==== The input

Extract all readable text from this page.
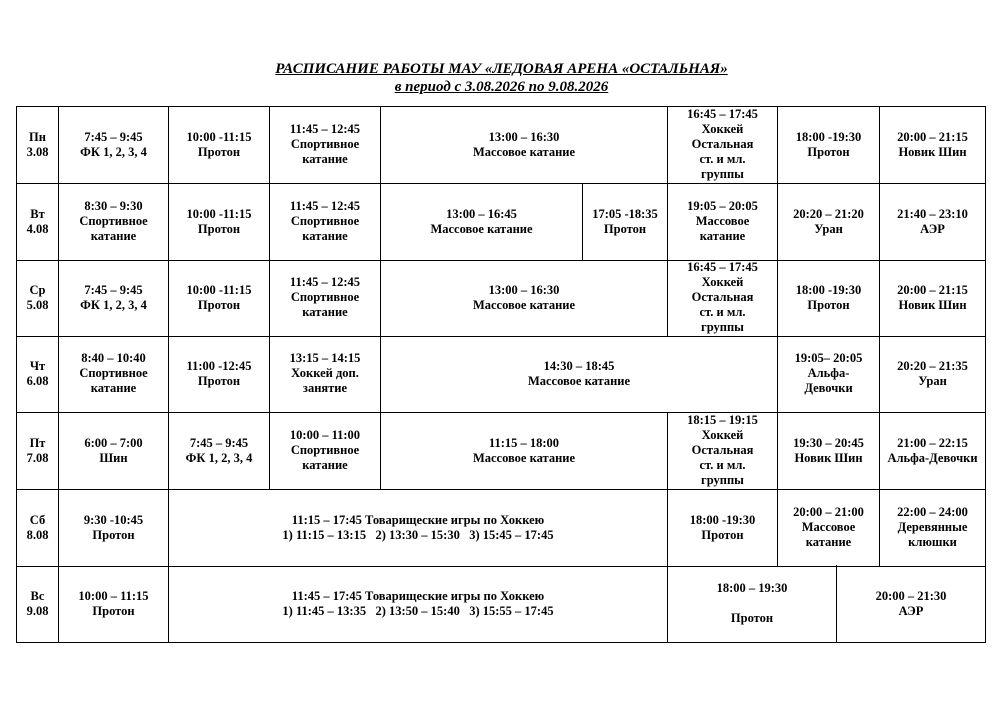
РАСПИСАНИЕ РАБОТЫ МАУ «ЛЕДОВАЯ АРЕНА «ОСТАЛЬНАЯ»
в период с 3.08.2026 по 9.08.2026
Пн
3.08
7:45 – 9:45
ФК 1, 2, 3, 4
10:00 -11:15
Протон
11:45 – 12:45
Спортивное
катание
13:00 – 16:30
Массовое катание
16:45 – 17:45
Хоккей
Остальная
ст. и мл.
группы
18:00 -19:30
Протон
20:00 – 21:15
Новик Шин
Вт
4.08
8:30 – 9:30
Спортивное
катание
10:00 -11:15
Протон
11:45 – 12:45
Спортивное
катание
13:00 – 16:45
Массовое катание
17:05 -18:35
Протон
19:05 – 20:05
Массовое
катание
20:20 – 21:20
Уран
21:40 – 23:10
АЭР
Ср
5.08
7:45 – 9:45
ФК 1, 2, 3, 4
10:00 -11:15
Протон
11:45 – 12:45
Спортивное
катание
13:00 – 16:30
Массовое катание
16:45 – 17:45
Хоккей
Остальная
ст. и мл.
группы
18:00 -19:30
Протон
20:00 – 21:15
Новик Шин
Чт
6.08
8:40 – 10:40
Спортивное
катание
11:00 -12:45
Протон
13:15 – 14:15
Хоккей доп.
занятие
14:30 – 18:45
Массовое катание
19:05– 20:05
Альфа-
Девочки
20:20 – 21:35
Уран
Пт
7.08
6:00 – 7:00
Шин
7:45 – 9:45
ФК 1, 2, 3, 4
10:00 – 11:00
Спортивное
катание
11:15 – 18:00
Массовое катание
18:15 – 19:15
Хоккей
Остальная
ст. и мл.
группы
19:30 – 20:45
Новик Шин
21:00 – 22:15
Альфа-Девочки
Сб
8.08
9:30 -10:45
Протон
11:15 – 17:45 Товарищеские игры по Хоккею
1) 11:15 – 13:15   2) 13:30 – 15:30   3) 15:45 – 17:45
18:00 -19:30
Протон
20:00 – 21:00
Массовое
катание
22:00 – 24:00
Деревянные
клюшки
Вс
9.08
10:00 – 11:15
Протон
11:45 – 17:45 Товарищеские игры по Хоккею
1) 11:45 – 13:35   2) 13:50 – 15:40   3) 15:55 – 17:45
18:00 – 19:30
Протон
20:00 – 21:30
АЭР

========

▶ **Exercise objective**
Restate the whole listing above exactly, please, omitting every image.

▶ **Task solution**
Extract all readable text from this page.
РАСПИСАНИЕ РАБОТЫ МАУ «ЛЕДОВАЯ АРЕНА «ОСТАЛЬНАЯ»
в период с 3.08.2026 по 9.08.2026
Пн
3.08
7:45 – 9:45
ФК 1, 2, 3, 4
10:00 -11:15
Протон
11:45 – 12:45
Спортивное
катание
13:00 – 16:30
Массовое катание
16:45 – 17:45
Хоккей
Остальная
ст. и мл.
группы
18:00 -19:30
Протон
20:00 – 21:15
Новик Шин
Вт
4.08
8:30 – 9:30
Спортивное
катание
10:00 -11:15
Протон
11:45 – 12:45
Спортивное
катание
13:00 – 16:45
Массовое катание
17:05 -18:35
Протон
19:05 – 20:05
Массовое
катание
20:20 – 21:20
Уран
21:40 – 23:10
АЭР
Ср
5.08
7:45 – 9:45
ФК 1, 2, 3, 4
10:00 -11:15
Протон
11:45 – 12:45
Спортивное
катание
13:00 – 16:30
Массовое катание
16:45 – 17:45
Хоккей
Остальная
ст. и мл.
группы
18:00 -19:30
Протон
20:00 – 21:15
Новик Шин
Чт
6.08
8:40 – 10:40
Спортивное
катание
11:00 -12:45
Протон
13:15 – 14:15
Хоккей доп.
занятие
14:30 – 18:45
Массовое катание
19:05– 20:05
Альфа-
Девочки
20:20 – 21:35
Уран
Пт
7.08
6:00 – 7:00
Шин
7:45 – 9:45
ФК 1, 2, 3, 4
10:00 – 11:00
Спортивное
катание
11:15 – 18:00
Массовое катание
18:15 – 19:15
Хоккей
Остальная
ст. и мл.
группы
19:30 – 20:45
Новик Шин
21:00 – 22:15
Альфа-Девочки
Сб
8.08
9:30 -10:45
Протон
11:15 – 17:45 Товарищеские игры по Хоккею
1) 11:15 – 13:15   2) 13:30 – 15:30   3) 15:45 – 17:45
18:00 -19:30
Протон
20:00 – 21:00
Массовое
катание
22:00 – 24:00
Деревянные
клюшки
Вс
9.08
10:00 – 11:15
Протон
11:45 – 17:45 Товарищеские игры по Хоккею
1) 11:45 – 13:35   2) 13:50 – 15:40   3) 15:55 – 17:45
18:00 – 19:30
Протон
20:00 – 21:30
АЭР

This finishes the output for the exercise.